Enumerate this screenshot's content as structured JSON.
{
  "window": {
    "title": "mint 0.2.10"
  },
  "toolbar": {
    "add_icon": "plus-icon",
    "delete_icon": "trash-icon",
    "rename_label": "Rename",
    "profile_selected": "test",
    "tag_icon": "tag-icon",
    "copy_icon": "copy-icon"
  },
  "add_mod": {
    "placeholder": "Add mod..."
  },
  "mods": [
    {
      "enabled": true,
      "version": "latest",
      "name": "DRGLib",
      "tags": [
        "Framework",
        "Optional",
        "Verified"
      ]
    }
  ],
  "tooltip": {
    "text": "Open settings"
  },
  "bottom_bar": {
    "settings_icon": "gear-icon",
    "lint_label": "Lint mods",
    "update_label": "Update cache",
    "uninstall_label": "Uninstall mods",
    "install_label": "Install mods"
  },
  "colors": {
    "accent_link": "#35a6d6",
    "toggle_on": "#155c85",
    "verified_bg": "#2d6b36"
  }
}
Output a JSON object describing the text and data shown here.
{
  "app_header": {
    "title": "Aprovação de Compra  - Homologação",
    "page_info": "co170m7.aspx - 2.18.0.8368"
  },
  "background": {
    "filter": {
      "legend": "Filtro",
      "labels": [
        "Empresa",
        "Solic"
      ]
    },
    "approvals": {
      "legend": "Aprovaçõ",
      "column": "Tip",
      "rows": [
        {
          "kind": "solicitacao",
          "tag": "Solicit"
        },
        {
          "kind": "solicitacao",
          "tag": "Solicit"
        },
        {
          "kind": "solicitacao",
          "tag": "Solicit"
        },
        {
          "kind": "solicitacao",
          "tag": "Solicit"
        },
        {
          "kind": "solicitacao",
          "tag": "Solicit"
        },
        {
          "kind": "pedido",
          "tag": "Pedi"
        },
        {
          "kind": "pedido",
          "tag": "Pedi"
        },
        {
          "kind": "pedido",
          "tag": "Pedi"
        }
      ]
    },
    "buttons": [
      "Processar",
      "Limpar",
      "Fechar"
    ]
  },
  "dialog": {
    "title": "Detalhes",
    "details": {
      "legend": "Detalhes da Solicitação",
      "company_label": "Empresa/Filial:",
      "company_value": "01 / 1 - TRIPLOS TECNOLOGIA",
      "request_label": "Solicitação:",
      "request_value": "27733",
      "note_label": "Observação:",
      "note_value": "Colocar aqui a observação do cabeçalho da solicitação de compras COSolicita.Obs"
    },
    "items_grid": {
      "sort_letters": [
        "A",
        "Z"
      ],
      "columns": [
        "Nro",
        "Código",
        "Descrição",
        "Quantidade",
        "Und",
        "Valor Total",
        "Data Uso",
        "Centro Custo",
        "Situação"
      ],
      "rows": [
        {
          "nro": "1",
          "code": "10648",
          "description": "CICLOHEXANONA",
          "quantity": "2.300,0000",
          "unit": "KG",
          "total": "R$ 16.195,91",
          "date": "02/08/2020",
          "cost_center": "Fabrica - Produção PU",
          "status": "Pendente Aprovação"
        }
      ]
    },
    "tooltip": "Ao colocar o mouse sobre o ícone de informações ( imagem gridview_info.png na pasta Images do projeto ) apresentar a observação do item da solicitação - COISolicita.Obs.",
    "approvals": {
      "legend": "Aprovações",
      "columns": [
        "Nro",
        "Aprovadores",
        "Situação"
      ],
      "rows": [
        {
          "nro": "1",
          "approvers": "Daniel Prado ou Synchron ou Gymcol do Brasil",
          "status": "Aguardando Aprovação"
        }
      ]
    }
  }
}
-*-*-
REQUIREMENT – Lines containing the string "legend" are to be selected and copied.

ANSWER TO THIS TASK –
      "legend": "Filtro",
      "legend": "Aprovaçõ",
      "legend": "Detalhes da Solicitação",
      "legend": "Aprovações",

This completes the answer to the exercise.